[Direction]: Repeat the records below exactly.

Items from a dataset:
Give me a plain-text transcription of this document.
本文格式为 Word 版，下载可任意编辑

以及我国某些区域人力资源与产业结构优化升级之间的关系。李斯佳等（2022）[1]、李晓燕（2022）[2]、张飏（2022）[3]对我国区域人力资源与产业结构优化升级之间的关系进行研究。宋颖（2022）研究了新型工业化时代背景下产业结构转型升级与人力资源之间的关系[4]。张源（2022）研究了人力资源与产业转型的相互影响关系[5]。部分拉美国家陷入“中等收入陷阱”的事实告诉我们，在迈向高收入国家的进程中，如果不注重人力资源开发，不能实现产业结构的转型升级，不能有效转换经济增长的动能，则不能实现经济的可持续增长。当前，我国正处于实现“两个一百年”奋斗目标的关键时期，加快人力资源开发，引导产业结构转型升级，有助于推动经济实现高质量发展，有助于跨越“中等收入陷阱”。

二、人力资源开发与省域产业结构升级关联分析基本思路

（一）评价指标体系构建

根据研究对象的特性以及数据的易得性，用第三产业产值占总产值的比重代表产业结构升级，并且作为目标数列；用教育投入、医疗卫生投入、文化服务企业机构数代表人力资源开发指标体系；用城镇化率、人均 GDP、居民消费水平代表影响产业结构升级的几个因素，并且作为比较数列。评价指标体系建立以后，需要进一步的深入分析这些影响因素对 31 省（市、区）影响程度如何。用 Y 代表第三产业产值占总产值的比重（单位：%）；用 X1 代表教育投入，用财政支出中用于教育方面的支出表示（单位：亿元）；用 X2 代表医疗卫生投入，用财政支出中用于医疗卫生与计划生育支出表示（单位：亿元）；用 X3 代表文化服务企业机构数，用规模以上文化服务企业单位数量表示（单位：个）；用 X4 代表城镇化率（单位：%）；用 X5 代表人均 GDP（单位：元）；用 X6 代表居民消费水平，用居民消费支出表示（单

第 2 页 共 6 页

[Response below]:
Give me a plain-text transcription of this document.
本文格式为 Word 版，下载可任意编辑

以及我国某些区域人力资源与产业结构优化升级之间的关系。李斯佳等（2022）[1]、李晓燕（2022）[2]、张飏（2022）[3]对我国区域人力资源与产业结构优化升级之间的关系进行研究。宋颖（2022）研究了新型工业化时代背景下产业结构转型升级与人力资源之间的关系[4]。张源（2022）研究了人力资源与产业转型的相互影响关系[5]。部分拉美国家陷入“中等收入陷阱”的事实告诉我们，在迈向高收入国家的进程中，如果不注重人力资源开发，不能实现产业结构的转型升级，不能有效转换经济增长的动能，则不能实现经济的可持续增长。当前，我国正处于实现“两个一百年”奋斗目标的关键时期，加快人力资源开发，引导产业结构转型升级，有助于推动经济实现高质量发展，有助于跨越“中等收入陷阱”。

二、人力资源开发与省域产业结构升级关联分析基本思路

（一）评价指标体系构建

根据研究对象的特性以及数据的易得性，用第三产业产值占总产值的比重代表产业结构升级，并且作为目标数列；用教育投入、医疗卫生投入、文化服务企业机构数代表人力资源开发指标体系；用城镇化率、人均 GDP、居民消费水平代表影响产业结构升级的几个因素，并且作为比较数列。评价指标体系建立以后，需要进一步的深入分析这些影响因素对 31 省（市、区）影响程度如何。用 Y 代表第三产业产值占总产值的比重（单位：%）；用 X1 代表教育投入，用财政支出中用于教育方面的支出表示（单位：亿元）；用 X2 代表医疗卫生投入，用财政支出中用于医疗卫生与计划生育支出表示（单位：亿元）；用 X3 代表文化服务企业机构数，用规模以上文化服务企业单位数量表示（单位：个）；用 X4 代表城镇化率（单位：%）；用 X5 代表人均 GDP（单位：元）；用 X6 代表居民消费水平，用居民消费支出表示（单

第 2 页 共 6 页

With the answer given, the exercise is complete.